[start]
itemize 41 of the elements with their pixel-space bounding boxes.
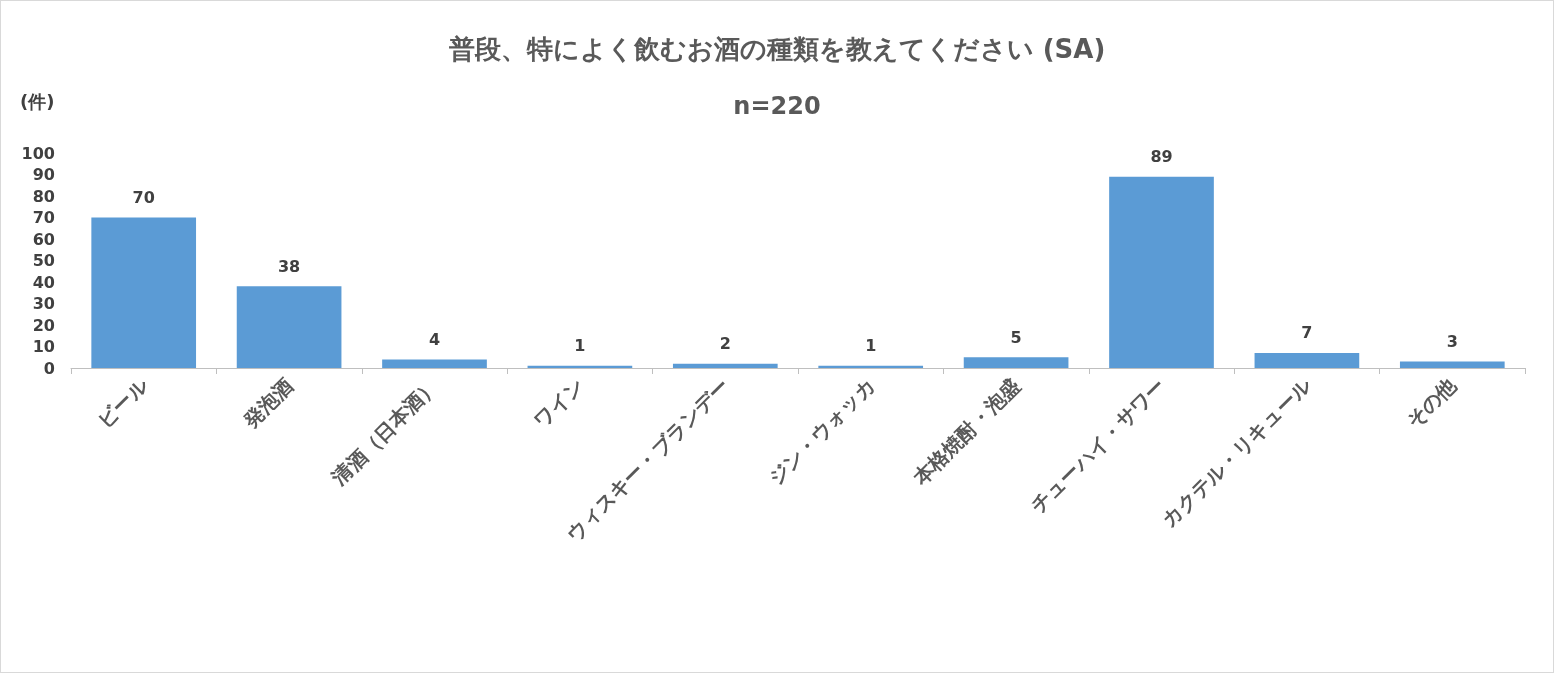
- data-label: 1: [865, 336, 877, 356]
- data-label: 4: [428, 329, 441, 349]
- data-label: 5: [1010, 327, 1022, 347]
- bar: [527, 365, 633, 368]
- x-tick-label: 本格焼酎・泡盛: [907, 373, 1025, 491]
- chart-title: 普段、特によく飲むお酒の種類を教えてください (SA): [447, 34, 1106, 64]
- y-tick-label: 80: [32, 186, 55, 206]
- data-label: 1: [574, 336, 586, 356]
- bar: [672, 363, 778, 368]
- bar: [963, 357, 1069, 368]
- bar: [818, 365, 924, 368]
- bar: [1109, 176, 1214, 368]
- y-tick-label: 100: [21, 143, 55, 163]
- x-tick-label: ジン・ウォッカ: [763, 373, 880, 490]
- x-tick-label: 発泡酒: [237, 373, 298, 434]
- y-tick-label: 40: [32, 272, 55, 292]
- y-tick-label: 20: [32, 315, 55, 335]
- bar: [382, 359, 487, 368]
- data-label: 70: [132, 188, 155, 207]
- bar: [1399, 361, 1505, 368]
- x-tick-label: ビール: [92, 372, 153, 433]
- y-axis-title: (件): [20, 90, 55, 112]
- y-tick-label: 30: [32, 294, 55, 313]
- data-label: 3: [1446, 332, 1458, 352]
- y-tick-label: 10: [32, 337, 55, 356]
- data-label: 89: [1150, 147, 1173, 167]
- x-tick-label: 清酒（日本酒）: [326, 373, 443, 491]
- data-label: 7: [1301, 323, 1313, 343]
- y-tick-label: 60: [32, 229, 55, 249]
- chart-subtitle: n=220: [733, 92, 821, 120]
- data-label: 38: [277, 256, 301, 276]
- x-tick-label: ワイン: [528, 373, 589, 433]
- y-tick-label: 70: [32, 208, 55, 227]
- x-tick-label: その他: [1401, 372, 1462, 433]
- y-tick-label: 0: [43, 358, 55, 378]
- y-tick-label: 50: [32, 251, 55, 270]
- bar: [1254, 352, 1360, 368]
- y-tick-label: 90: [32, 165, 55, 184]
- data-label: 2: [719, 334, 731, 354]
- bar: [91, 217, 197, 368]
- bar: [236, 286, 342, 368]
[end]
* _Problem statement_
Rewrite the lines above, replacing every "bar" with "column" and keeping everything else the same. Leave the picture out.

* _Solution for this exercise_
itemize 41 of the elements with their pixel-space bounding boxes.
- data-label: 1: [865, 336, 877, 356]
- data-label: 4: [428, 329, 441, 349]
- data-label: 5: [1010, 327, 1022, 347]
- column: [527, 365, 633, 368]
- x-tick-label: 本格焼酎・泡盛: [907, 373, 1025, 491]
- chart-title: 普段、特によく飲むお酒の種類を教えてください (SA): [447, 34, 1106, 64]
- y-tick-label: 80: [32, 186, 55, 206]
- data-label: 1: [574, 336, 586, 356]
- column: [672, 363, 778, 368]
- column: [963, 357, 1069, 368]
- column: [818, 365, 924, 368]
- column: [1109, 176, 1214, 368]
- y-tick-label: 100: [21, 143, 55, 163]
- x-tick-label: ジン・ウォッカ: [763, 373, 880, 490]
- x-tick-label: 発泡酒: [237, 373, 298, 434]
- y-tick-label: 40: [32, 272, 55, 292]
- y-tick-label: 20: [32, 315, 55, 335]
- column: [382, 359, 487, 368]
- data-label: 70: [132, 188, 155, 207]
- column: [1399, 361, 1505, 368]
- x-tick-label: ビール: [92, 372, 153, 433]
- y-axis-title: (件): [20, 90, 55, 112]
- y-tick-label: 30: [32, 294, 55, 313]
- data-label: 3: [1446, 332, 1458, 352]
- y-tick-label: 10: [32, 337, 55, 356]
- data-label: 89: [1150, 147, 1173, 167]
- x-tick-label: 清酒（日本酒）: [326, 373, 443, 491]
- data-label: 7: [1301, 323, 1313, 343]
- y-tick-label: 60: [32, 229, 55, 249]
- chart-subtitle: n=220: [733, 92, 821, 120]
- data-label: 38: [277, 256, 301, 276]
- x-tick-label: ワイン: [528, 373, 589, 433]
- y-tick-label: 70: [32, 208, 55, 227]
- x-tick-label: その他: [1401, 372, 1462, 433]
- y-tick-label: 0: [43, 358, 55, 378]
- y-tick-label: 50: [32, 251, 55, 270]
- column: [1254, 352, 1360, 368]
- y-tick-label: 90: [32, 165, 55, 184]
- data-label: 2: [719, 334, 731, 354]
- column: [91, 217, 197, 368]
- column: [236, 286, 342, 368]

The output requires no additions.